• **THE EXERCISE**
Please update every row below by replacing "data-label" with "value-label" and keeping everything else the same. Omit the pictures from your answer.

• **RECORD SET**
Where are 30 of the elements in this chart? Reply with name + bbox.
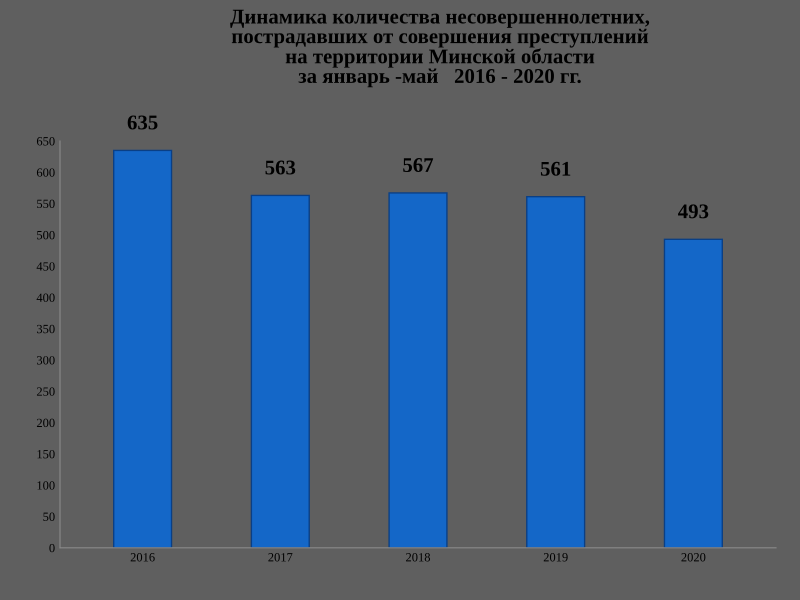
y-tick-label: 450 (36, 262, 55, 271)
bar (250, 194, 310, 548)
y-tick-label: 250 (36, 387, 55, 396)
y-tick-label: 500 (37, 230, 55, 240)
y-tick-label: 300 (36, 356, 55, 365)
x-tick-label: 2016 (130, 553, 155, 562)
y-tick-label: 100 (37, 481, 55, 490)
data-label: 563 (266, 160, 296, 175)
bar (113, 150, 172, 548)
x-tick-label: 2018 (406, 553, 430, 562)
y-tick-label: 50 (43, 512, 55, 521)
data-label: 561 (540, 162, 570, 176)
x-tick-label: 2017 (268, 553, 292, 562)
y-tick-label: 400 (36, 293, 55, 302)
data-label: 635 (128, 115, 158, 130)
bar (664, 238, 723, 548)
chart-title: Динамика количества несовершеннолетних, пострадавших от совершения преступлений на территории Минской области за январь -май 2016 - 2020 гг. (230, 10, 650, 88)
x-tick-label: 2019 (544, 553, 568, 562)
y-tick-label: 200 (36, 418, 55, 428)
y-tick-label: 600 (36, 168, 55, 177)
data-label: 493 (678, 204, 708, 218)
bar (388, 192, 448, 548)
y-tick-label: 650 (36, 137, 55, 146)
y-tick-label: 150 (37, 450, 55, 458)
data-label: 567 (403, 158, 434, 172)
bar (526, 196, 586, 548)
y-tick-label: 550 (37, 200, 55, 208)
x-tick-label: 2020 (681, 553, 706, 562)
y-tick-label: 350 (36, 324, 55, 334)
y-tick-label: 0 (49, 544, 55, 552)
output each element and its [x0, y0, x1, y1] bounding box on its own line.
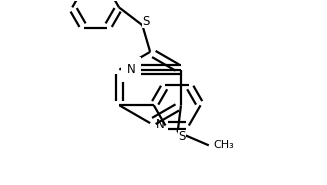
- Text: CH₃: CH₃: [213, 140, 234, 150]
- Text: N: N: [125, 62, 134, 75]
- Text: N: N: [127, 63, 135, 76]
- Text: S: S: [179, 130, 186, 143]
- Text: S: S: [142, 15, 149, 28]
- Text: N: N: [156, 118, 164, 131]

• **TASK RESULT**
Where are 30 of the elements in this chart? Reply with name + bbox.
y-tick-label: 450 (36, 262, 55, 271)
bar (250, 194, 310, 548)
y-tick-label: 250 (36, 387, 55, 396)
y-tick-label: 500 (37, 230, 55, 240)
y-tick-label: 300 (36, 356, 55, 365)
x-tick-label: 2016 (130, 553, 155, 562)
y-tick-label: 100 (37, 481, 55, 490)
value-label: 563 (266, 160, 296, 175)
bar (113, 150, 172, 548)
x-tick-label: 2018 (406, 553, 430, 562)
y-tick-label: 50 (43, 512, 55, 521)
value-label: 561 (540, 162, 570, 176)
x-tick-label: 2017 (268, 553, 292, 562)
y-tick-label: 400 (36, 293, 55, 302)
value-label: 635 (128, 115, 158, 130)
bar (664, 238, 723, 548)
chart-title: Динамика количества несовершеннолетних, пострадавших от совершения преступлений на территории Минской области за январь -май 2016 - 2020 гг. (230, 10, 650, 88)
x-tick-label: 2019 (544, 553, 568, 562)
y-tick-label: 200 (36, 418, 55, 428)
y-tick-label: 600 (36, 168, 55, 177)
value-label: 493 (678, 204, 708, 218)
bar (388, 192, 448, 548)
y-tick-label: 650 (36, 137, 55, 146)
y-tick-label: 150 (37, 450, 55, 458)
value-label: 567 (403, 158, 434, 172)
bar (526, 196, 586, 548)
y-tick-label: 550 (37, 200, 55, 208)
x-tick-label: 2020 (681, 553, 706, 562)
y-tick-label: 350 (36, 324, 55, 334)
y-tick-label: 0 (49, 544, 55, 552)
output each element and its [x0, y0, x1, y1] bounding box on its own line.
- Text: CH₃: CH₃: [213, 140, 234, 150]
- Text: N: N: [125, 62, 134, 75]
- Text: N: N: [127, 63, 135, 76]
- Text: S: S: [179, 130, 186, 143]
- Text: S: S: [142, 15, 149, 28]
- Text: N: N: [156, 118, 164, 131]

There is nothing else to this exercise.